Trabalho solicitado —
Pode reescrever as entradas abaixo trocando "point" por "marcador" em todas elas, sem alterar mais nada e sem incluir as imagens na resposta?

● ● ● ● ●

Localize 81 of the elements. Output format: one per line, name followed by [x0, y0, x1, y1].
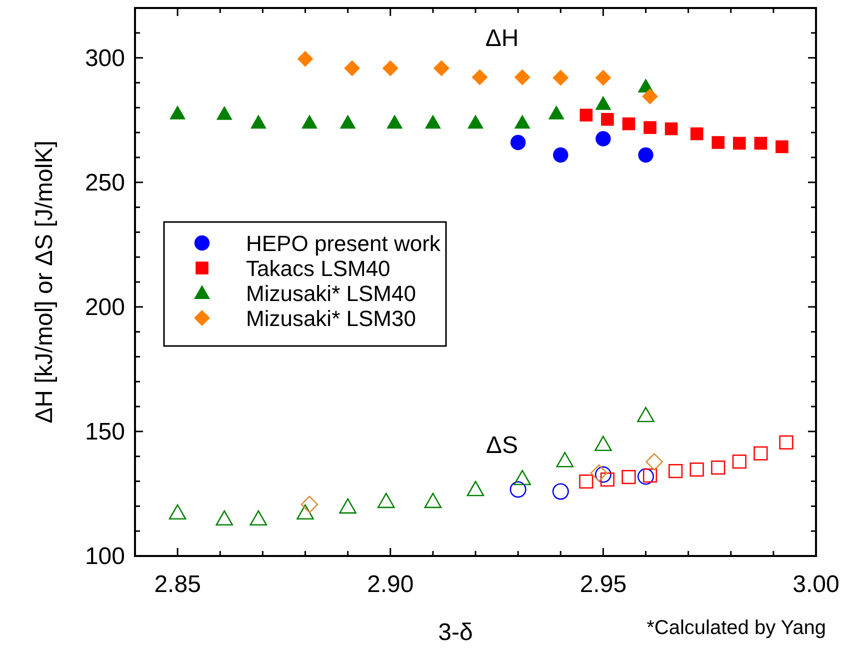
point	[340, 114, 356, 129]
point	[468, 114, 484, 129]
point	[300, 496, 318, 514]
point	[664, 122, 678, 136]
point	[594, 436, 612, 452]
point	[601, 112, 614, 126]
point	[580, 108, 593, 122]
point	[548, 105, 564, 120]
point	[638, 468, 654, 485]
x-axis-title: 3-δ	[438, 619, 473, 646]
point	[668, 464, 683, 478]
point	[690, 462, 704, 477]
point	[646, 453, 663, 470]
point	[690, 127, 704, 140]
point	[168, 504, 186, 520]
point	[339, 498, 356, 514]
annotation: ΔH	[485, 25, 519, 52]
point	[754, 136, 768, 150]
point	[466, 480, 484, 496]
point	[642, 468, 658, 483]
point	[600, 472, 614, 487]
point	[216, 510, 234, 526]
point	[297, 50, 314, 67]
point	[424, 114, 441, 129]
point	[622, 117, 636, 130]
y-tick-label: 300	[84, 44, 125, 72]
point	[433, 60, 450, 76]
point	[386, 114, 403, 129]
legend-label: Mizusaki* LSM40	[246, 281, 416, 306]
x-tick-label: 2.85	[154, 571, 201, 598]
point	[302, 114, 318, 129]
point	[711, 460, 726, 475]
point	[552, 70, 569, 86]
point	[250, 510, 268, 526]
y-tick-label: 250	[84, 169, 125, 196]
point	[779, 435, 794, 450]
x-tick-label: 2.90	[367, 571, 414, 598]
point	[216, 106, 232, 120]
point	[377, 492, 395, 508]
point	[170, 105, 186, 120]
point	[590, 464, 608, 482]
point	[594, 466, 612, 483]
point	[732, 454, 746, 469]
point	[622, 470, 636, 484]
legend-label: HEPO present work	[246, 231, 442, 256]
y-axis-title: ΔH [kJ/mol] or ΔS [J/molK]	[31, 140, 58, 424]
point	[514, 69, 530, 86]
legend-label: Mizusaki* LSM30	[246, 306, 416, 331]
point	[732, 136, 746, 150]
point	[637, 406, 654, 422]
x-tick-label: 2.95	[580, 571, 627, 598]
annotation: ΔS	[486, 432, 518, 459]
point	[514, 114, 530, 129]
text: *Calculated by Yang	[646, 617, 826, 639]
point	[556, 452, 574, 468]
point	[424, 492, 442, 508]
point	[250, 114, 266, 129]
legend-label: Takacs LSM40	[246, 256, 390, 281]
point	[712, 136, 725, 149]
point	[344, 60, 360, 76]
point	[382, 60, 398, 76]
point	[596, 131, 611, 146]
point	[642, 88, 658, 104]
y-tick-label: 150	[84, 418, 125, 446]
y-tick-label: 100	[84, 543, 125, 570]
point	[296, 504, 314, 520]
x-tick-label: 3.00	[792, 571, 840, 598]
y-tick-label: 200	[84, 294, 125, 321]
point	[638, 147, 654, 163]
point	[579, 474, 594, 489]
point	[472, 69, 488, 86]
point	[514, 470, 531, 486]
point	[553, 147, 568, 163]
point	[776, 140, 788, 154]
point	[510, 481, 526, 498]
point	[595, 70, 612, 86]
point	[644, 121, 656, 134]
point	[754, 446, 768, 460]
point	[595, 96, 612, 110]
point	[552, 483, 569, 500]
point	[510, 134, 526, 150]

● ● ● ● ●

Resposta ao exercício —
Localize 81 of the elements. Output format: one per line, name followed by [x0, y0, x1, y1].
marcador	[340, 114, 356, 129]
marcador	[468, 114, 484, 129]
marcador	[300, 496, 318, 514]
marcador	[664, 122, 678, 136]
marcador	[594, 436, 612, 452]
marcador	[601, 112, 614, 126]
marcador	[580, 108, 593, 122]
marcador	[548, 105, 564, 120]
marcador	[638, 468, 654, 485]
x-axis-title: 3-δ	[438, 619, 473, 646]
marcador	[668, 464, 683, 478]
marcador	[690, 462, 704, 477]
marcador	[646, 453, 663, 470]
marcador	[690, 127, 704, 140]
marcador	[168, 504, 186, 520]
marcador	[339, 498, 356, 514]
annotation: ΔH	[485, 25, 519, 52]
marcador	[754, 136, 768, 150]
marcador	[466, 480, 484, 496]
marcador	[642, 468, 658, 483]
marcador	[600, 472, 614, 487]
marcador	[216, 510, 234, 526]
marcador	[297, 50, 314, 67]
marcador	[424, 114, 441, 129]
marcador	[622, 117, 636, 130]
y-tick-label: 300	[84, 44, 125, 72]
marcador	[433, 60, 450, 76]
marcador	[386, 114, 403, 129]
legend-label: Mizusaki* LSM40	[246, 281, 416, 306]
x-tick-label: 2.85	[154, 571, 201, 598]
marcador	[302, 114, 318, 129]
marcador	[711, 460, 726, 475]
marcador	[552, 70, 569, 86]
marcador	[250, 510, 268, 526]
y-tick-label: 250	[84, 169, 125, 196]
marcador	[779, 435, 794, 450]
x-tick-label: 2.90	[367, 571, 414, 598]
marcador	[216, 106, 232, 120]
marcador	[377, 492, 395, 508]
marcador	[170, 105, 186, 120]
marcador	[590, 464, 608, 482]
marcador	[594, 466, 612, 483]
marcador	[732, 454, 746, 469]
marcador	[622, 470, 636, 484]
legend-label: HEPO present work	[246, 231, 442, 256]
y-axis-title: ΔH [kJ/mol] or ΔS [J/molK]	[31, 140, 58, 424]
marcador	[514, 69, 530, 86]
legend-label: Mizusaki* LSM30	[246, 306, 416, 331]
marcador	[732, 136, 746, 150]
marcador	[637, 406, 654, 422]
x-tick-label: 2.95	[580, 571, 627, 598]
annotation: ΔS	[486, 432, 518, 459]
marcador	[514, 114, 530, 129]
text: *Calculated by Yang	[646, 617, 826, 639]
marcador	[556, 452, 574, 468]
marcador	[424, 492, 442, 508]
marcador	[250, 114, 266, 129]
legend-label: Takacs LSM40	[246, 256, 390, 281]
marcador	[712, 136, 725, 149]
marcador	[344, 60, 360, 76]
marcador	[382, 60, 398, 76]
marcador	[596, 131, 611, 146]
marcador	[642, 88, 658, 104]
y-tick-label: 150	[84, 418, 125, 446]
y-tick-label: 100	[84, 543, 125, 570]
marcador	[296, 504, 314, 520]
x-tick-label: 3.00	[792, 571, 840, 598]
y-tick-label: 200	[84, 294, 125, 321]
marcador	[638, 147, 654, 163]
marcador	[579, 474, 594, 489]
marcador	[472, 69, 488, 86]
marcador	[514, 470, 531, 486]
marcador	[553, 147, 568, 163]
marcador	[776, 140, 788, 154]
marcador	[510, 481, 526, 498]
marcador	[595, 70, 612, 86]
marcador	[644, 121, 656, 134]
marcador	[754, 446, 768, 460]
marcador	[595, 96, 612, 110]
marcador	[552, 483, 569, 500]
marcador	[510, 134, 526, 150]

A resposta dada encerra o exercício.